Work instructions:
Count how many lines in this material contain "detached". The answer is that number alone.

Recorded data:

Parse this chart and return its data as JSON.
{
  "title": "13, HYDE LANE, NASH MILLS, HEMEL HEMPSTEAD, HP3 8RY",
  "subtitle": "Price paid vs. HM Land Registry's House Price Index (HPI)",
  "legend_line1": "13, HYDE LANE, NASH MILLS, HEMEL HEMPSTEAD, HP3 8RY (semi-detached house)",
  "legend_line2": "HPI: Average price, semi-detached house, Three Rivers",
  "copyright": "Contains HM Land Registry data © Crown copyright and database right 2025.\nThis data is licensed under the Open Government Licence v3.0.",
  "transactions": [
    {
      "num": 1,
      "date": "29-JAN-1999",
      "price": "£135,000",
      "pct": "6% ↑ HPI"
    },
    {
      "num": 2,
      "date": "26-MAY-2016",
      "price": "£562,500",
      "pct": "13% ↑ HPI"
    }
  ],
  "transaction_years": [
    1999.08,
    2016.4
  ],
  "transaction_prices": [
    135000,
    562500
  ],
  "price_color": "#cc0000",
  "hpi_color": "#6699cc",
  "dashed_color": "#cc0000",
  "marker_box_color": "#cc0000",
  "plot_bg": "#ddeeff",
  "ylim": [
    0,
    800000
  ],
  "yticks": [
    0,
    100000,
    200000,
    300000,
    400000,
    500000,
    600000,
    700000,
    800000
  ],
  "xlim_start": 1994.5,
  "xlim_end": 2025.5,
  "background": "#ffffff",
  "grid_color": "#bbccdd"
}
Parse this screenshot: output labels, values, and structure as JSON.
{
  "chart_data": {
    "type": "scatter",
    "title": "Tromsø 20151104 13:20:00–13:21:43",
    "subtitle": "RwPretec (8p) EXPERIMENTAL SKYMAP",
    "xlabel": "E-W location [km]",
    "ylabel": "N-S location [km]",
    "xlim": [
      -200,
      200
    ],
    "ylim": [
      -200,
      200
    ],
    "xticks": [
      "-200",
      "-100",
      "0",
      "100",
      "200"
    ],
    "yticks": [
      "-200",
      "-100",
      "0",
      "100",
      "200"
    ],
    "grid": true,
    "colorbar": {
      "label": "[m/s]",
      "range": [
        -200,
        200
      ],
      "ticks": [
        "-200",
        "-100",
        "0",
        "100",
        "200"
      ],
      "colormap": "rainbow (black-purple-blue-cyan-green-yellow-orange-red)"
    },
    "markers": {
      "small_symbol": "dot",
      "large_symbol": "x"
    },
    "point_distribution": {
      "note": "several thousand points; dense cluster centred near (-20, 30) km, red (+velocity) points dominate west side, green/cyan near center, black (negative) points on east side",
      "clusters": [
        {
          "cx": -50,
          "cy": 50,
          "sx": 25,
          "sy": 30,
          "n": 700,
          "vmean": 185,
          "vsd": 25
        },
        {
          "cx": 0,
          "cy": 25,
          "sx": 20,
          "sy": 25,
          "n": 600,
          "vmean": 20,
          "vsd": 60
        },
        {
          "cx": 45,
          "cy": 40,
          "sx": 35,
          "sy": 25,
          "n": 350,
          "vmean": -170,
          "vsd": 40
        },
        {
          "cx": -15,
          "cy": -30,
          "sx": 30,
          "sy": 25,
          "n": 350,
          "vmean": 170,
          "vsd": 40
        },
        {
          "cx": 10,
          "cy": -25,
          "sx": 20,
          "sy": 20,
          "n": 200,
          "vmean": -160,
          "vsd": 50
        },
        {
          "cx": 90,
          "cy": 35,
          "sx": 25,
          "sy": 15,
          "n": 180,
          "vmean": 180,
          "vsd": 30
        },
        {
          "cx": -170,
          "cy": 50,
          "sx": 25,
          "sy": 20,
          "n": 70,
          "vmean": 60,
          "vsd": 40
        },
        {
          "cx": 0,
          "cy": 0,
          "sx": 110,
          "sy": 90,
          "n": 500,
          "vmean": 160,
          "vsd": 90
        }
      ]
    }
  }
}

Final result:
2